▶ [What the task requires] Copy every line from the material below that holds "France".

▶ [Stored records]
——————
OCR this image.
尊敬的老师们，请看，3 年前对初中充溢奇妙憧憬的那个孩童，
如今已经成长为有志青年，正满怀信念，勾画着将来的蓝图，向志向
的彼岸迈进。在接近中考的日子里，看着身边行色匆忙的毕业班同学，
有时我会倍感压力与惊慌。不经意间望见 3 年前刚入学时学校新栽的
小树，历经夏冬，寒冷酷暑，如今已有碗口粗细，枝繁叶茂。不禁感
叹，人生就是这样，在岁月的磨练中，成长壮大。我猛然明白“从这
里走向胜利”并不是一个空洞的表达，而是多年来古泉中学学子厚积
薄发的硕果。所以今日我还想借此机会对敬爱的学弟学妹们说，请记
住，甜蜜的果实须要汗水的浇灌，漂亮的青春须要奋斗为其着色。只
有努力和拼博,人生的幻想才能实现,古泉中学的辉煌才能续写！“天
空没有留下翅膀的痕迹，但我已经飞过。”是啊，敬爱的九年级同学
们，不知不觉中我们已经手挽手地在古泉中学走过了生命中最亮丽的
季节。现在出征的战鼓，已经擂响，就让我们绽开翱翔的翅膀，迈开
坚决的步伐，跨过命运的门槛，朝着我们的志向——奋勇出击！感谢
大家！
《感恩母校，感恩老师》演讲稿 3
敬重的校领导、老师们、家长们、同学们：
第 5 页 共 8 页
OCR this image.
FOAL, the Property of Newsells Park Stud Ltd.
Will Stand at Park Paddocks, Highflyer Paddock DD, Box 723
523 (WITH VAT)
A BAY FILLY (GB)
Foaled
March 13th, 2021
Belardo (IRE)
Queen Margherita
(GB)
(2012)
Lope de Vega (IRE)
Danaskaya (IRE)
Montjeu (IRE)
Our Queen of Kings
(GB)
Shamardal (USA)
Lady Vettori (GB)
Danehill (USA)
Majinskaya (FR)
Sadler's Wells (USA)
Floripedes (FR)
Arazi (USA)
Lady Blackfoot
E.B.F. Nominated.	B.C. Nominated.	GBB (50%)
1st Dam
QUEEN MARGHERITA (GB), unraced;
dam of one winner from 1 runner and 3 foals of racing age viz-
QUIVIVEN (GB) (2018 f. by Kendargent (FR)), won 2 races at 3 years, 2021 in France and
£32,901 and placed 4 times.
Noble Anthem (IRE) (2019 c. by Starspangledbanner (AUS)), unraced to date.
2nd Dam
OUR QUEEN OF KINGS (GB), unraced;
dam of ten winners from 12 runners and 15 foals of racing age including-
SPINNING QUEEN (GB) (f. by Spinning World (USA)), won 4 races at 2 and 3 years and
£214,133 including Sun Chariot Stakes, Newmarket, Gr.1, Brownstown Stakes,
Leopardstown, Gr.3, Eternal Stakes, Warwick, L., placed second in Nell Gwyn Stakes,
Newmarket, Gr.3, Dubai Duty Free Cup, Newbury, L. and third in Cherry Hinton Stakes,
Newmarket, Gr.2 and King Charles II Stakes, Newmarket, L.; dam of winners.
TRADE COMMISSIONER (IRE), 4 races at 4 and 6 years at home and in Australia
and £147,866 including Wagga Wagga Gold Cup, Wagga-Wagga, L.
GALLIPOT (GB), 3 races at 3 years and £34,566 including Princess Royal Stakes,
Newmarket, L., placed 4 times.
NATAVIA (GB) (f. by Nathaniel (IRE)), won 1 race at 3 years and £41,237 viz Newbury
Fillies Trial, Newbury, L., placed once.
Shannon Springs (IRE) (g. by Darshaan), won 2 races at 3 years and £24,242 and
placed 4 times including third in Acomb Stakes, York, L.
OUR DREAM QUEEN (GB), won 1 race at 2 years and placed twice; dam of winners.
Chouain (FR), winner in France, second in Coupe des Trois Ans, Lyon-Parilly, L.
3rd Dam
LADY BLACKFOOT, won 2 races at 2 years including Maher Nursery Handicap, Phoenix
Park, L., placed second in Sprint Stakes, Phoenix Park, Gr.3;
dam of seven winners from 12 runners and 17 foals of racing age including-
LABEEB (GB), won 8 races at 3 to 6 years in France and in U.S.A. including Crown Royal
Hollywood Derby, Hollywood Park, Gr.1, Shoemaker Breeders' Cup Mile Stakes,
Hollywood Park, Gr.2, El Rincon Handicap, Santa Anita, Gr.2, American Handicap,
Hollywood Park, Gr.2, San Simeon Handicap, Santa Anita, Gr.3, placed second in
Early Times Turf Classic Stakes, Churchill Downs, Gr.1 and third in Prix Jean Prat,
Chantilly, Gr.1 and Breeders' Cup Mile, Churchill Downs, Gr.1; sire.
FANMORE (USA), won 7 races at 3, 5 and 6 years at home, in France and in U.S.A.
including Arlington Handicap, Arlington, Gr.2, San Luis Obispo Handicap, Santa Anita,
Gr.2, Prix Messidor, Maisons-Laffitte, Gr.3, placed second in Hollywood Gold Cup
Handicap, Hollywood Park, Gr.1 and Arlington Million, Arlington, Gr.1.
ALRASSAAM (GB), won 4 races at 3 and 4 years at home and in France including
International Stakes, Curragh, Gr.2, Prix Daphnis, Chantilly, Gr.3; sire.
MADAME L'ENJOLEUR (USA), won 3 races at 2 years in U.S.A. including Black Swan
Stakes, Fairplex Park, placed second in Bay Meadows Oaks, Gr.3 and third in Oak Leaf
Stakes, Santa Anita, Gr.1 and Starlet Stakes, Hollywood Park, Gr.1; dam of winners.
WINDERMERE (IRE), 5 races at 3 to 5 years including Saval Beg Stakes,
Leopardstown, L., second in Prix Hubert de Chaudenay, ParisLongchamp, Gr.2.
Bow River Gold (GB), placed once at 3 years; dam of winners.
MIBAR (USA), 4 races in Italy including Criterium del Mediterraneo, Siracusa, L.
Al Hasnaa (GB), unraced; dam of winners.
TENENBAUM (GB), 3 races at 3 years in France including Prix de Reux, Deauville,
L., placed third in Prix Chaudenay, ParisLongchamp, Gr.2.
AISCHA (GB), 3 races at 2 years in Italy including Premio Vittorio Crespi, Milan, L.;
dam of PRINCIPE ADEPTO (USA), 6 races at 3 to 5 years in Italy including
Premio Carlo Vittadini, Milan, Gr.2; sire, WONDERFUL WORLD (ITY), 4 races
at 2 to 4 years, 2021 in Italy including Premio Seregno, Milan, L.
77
——————
▶ [Finished task]
QUIVIVEN (GB) (2018 f. by Kendargent (FR)), won 2 races at 3 years, 2021 in France and
Chouain (FR), winner in France, second in Coupe des Trois Ans, Lyon-Parilly, L.
LABEEB (GB), won 8 races at 3 to 6 years in France and in U.S.A. including Crown Royal
FANMORE (USA), won 7 races at 3, 5 and 6 years at home, in France and in U.S.A.
ALRASSAAM (GB), won 4 races at 3 and 4 years at home and in France including
TENENBAUM (GB), 3 races at 3 years in France including Prix de Reux, Deauville,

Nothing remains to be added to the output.